(Stored data)
================================

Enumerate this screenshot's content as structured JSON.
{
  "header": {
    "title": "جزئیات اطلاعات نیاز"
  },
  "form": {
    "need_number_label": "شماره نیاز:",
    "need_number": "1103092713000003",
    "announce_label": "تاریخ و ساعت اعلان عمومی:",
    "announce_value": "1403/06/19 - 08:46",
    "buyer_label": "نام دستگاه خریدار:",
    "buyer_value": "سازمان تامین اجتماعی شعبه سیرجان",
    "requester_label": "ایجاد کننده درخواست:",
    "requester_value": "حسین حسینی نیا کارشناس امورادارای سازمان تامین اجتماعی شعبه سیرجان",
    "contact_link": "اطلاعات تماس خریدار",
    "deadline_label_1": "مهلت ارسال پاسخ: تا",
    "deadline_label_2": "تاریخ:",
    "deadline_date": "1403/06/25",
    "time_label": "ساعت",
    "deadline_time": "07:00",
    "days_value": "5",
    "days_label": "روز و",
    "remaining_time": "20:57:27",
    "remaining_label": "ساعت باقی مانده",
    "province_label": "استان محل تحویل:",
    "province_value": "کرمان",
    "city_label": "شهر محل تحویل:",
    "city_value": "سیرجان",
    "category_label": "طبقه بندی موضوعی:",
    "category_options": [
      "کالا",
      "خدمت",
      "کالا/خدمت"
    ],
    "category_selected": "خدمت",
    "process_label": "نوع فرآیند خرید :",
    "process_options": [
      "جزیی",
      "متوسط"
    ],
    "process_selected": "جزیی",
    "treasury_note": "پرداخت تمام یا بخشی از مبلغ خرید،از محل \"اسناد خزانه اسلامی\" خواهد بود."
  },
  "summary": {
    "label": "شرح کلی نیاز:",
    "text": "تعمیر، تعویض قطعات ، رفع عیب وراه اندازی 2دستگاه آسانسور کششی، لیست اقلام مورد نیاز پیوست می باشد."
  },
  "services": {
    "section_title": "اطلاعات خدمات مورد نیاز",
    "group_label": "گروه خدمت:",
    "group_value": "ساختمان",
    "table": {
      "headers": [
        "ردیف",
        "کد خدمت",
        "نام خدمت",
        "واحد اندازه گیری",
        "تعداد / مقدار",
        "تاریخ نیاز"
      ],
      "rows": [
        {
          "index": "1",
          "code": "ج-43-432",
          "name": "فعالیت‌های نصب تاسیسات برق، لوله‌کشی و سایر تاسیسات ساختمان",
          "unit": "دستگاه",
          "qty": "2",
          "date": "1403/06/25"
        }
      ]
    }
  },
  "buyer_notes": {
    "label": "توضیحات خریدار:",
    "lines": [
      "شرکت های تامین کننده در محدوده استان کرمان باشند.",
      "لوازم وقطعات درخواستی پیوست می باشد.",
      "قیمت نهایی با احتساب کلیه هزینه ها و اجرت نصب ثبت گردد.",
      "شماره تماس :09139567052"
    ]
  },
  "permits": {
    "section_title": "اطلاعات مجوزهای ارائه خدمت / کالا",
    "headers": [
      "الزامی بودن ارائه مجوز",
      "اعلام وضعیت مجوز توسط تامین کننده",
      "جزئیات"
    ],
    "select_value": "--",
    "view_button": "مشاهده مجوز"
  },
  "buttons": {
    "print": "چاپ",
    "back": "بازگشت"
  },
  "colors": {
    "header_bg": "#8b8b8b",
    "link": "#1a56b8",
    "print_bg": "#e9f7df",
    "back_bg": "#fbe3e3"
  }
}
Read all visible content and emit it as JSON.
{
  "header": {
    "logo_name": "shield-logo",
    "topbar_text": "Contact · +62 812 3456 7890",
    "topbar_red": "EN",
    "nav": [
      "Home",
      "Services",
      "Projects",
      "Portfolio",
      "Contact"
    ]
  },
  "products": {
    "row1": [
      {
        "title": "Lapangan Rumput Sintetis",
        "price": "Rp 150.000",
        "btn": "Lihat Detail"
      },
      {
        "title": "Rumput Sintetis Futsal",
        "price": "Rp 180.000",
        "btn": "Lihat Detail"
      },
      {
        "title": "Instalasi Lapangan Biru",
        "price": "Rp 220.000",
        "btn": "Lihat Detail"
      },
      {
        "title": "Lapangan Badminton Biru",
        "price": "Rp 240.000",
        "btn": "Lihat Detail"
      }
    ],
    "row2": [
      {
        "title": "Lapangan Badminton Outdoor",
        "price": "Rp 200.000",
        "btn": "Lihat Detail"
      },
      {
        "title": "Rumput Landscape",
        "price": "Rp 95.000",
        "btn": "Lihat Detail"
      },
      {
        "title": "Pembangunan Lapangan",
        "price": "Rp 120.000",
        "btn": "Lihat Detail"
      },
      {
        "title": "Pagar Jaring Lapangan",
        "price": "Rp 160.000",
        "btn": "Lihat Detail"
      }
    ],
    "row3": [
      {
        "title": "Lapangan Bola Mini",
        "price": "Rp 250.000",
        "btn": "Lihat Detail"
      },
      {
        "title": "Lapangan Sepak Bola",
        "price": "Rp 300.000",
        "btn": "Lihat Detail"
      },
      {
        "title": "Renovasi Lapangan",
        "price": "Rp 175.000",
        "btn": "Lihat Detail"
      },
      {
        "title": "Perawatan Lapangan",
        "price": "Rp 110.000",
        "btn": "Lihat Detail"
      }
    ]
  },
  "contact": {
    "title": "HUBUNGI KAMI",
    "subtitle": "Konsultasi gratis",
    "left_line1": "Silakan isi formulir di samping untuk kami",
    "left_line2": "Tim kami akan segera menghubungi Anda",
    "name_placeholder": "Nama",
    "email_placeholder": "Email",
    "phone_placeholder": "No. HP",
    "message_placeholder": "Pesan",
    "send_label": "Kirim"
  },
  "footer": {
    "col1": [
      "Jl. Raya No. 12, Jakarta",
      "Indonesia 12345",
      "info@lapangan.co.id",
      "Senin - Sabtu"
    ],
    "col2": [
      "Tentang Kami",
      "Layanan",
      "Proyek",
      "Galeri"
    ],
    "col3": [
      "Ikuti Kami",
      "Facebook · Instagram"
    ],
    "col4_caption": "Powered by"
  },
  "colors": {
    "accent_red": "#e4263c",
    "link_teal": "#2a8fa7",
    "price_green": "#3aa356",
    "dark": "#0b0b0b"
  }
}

================================

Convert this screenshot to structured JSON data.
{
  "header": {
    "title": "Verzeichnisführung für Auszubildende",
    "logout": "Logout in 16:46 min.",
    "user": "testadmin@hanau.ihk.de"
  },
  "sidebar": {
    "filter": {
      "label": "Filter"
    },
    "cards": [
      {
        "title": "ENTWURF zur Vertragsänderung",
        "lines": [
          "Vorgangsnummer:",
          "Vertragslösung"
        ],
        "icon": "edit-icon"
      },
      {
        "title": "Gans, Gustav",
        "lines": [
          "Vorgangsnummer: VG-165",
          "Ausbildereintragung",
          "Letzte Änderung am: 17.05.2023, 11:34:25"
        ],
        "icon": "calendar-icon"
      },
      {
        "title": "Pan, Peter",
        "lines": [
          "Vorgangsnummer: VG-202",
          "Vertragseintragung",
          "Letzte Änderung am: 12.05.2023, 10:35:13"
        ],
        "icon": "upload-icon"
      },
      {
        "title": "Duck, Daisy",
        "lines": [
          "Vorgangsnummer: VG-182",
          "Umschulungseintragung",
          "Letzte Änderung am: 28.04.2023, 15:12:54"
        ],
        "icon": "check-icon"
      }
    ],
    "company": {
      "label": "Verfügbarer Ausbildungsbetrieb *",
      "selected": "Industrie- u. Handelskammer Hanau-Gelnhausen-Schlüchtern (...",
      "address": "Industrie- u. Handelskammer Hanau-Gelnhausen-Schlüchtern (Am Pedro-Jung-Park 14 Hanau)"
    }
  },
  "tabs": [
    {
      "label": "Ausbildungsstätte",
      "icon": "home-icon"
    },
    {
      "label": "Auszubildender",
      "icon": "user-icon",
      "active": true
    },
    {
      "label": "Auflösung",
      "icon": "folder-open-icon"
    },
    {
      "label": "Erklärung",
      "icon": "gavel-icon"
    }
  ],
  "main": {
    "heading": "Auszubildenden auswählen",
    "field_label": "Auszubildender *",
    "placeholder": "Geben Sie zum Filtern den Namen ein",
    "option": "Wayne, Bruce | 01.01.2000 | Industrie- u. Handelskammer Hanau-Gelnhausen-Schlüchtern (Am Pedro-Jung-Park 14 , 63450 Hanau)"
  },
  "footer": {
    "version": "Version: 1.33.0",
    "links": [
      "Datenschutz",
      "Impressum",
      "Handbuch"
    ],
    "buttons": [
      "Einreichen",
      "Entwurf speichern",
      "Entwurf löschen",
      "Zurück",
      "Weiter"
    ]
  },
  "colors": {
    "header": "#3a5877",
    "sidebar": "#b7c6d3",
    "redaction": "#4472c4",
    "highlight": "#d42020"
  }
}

================================

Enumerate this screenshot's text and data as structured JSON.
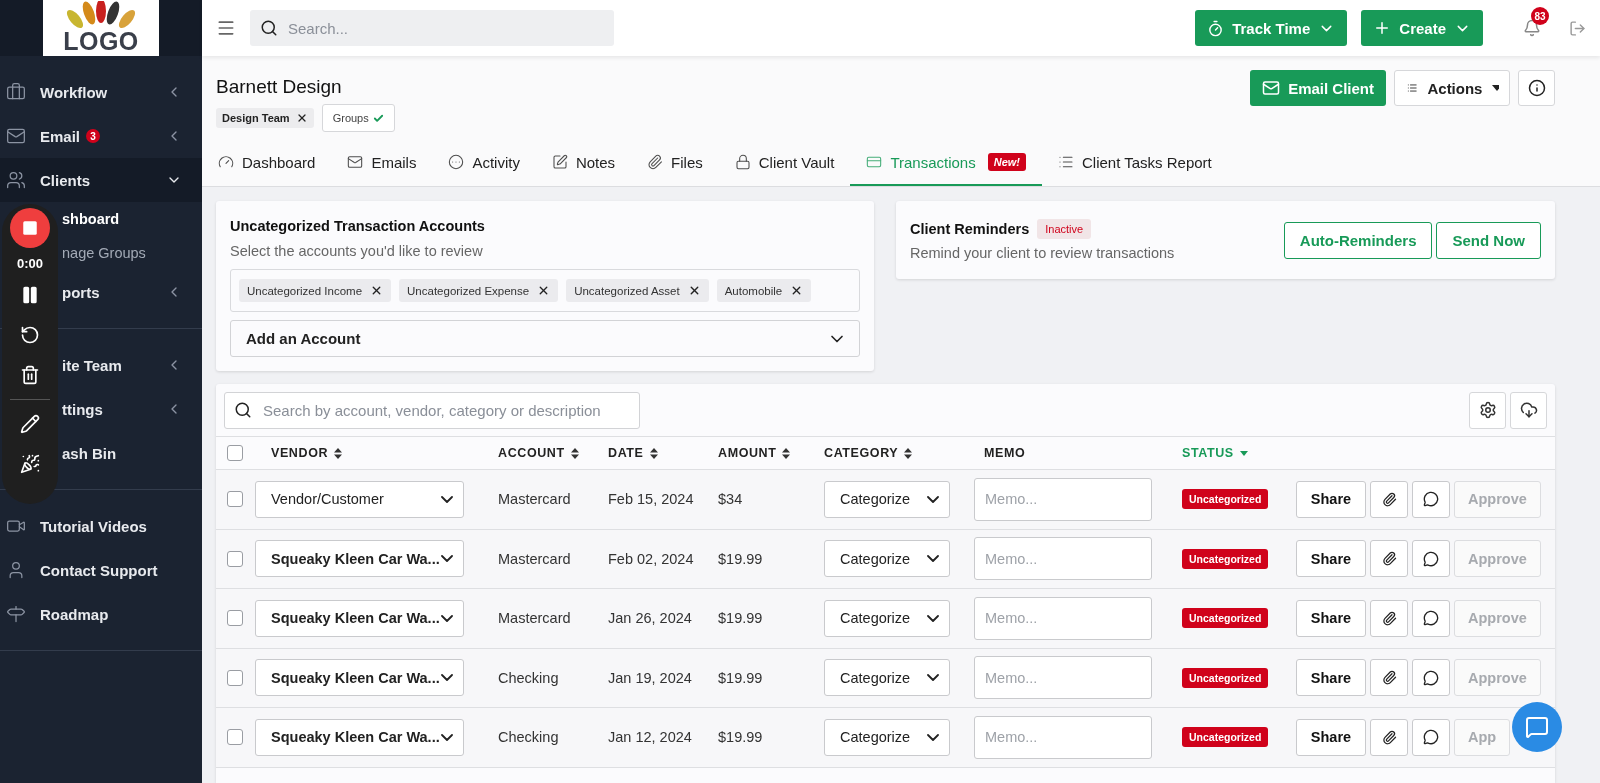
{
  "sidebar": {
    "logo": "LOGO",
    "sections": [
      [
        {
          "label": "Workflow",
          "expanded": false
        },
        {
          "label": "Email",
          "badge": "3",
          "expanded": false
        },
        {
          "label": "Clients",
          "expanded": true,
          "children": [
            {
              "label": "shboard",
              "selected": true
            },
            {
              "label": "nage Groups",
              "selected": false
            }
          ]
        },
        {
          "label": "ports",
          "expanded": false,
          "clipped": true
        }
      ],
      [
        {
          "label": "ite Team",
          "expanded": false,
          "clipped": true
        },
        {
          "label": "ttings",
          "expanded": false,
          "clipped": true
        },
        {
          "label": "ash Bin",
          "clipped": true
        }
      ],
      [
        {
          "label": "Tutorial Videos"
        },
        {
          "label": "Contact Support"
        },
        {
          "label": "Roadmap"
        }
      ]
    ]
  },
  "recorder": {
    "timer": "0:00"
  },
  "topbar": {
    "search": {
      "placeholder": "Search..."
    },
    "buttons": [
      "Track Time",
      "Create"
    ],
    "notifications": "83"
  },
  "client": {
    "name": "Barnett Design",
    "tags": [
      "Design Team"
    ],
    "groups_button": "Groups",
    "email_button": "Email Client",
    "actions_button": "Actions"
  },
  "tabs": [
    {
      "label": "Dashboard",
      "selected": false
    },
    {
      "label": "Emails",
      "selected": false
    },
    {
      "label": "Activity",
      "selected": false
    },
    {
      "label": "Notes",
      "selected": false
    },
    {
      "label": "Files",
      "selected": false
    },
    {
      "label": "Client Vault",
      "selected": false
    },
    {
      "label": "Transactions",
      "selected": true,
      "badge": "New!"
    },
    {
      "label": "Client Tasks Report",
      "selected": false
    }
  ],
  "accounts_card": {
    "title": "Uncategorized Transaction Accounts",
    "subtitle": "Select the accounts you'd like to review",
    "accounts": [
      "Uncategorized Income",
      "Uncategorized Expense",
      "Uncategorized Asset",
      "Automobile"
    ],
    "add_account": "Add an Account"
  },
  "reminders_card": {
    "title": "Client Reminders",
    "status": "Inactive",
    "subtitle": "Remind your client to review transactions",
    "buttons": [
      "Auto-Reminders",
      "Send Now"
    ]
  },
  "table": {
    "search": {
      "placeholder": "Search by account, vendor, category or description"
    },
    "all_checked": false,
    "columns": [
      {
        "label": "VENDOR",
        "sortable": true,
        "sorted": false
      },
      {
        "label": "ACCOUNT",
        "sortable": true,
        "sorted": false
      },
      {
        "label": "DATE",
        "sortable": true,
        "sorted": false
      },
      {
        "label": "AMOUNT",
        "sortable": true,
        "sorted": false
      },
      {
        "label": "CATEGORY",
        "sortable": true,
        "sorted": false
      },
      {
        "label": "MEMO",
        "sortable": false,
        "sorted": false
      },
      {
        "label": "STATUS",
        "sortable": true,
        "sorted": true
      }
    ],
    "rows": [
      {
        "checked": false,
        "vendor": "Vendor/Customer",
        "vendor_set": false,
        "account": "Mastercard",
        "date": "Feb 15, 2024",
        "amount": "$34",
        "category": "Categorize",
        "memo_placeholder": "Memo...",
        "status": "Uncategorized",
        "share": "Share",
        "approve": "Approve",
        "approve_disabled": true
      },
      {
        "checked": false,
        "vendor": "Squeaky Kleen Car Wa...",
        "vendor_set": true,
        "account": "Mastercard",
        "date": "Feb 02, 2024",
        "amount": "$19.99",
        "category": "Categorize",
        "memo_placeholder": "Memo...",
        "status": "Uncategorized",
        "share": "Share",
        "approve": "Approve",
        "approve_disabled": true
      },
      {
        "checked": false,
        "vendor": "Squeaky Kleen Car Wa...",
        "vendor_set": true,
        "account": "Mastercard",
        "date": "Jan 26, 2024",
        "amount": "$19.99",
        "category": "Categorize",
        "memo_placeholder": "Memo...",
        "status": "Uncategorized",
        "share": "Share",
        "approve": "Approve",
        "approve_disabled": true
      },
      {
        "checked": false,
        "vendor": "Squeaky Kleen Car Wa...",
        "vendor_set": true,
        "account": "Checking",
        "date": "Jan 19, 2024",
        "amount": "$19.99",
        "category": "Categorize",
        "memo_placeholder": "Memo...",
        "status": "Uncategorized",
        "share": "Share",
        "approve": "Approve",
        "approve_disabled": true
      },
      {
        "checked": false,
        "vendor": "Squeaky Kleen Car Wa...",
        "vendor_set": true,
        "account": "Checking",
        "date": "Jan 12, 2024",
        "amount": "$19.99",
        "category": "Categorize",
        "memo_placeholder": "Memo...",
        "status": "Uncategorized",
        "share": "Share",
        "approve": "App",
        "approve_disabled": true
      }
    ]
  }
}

================================

→ **TASK PROMPT**
Say how many lines contain "تاریخ", and give nothing but that number.

→ **WRITTEN REPLY**
3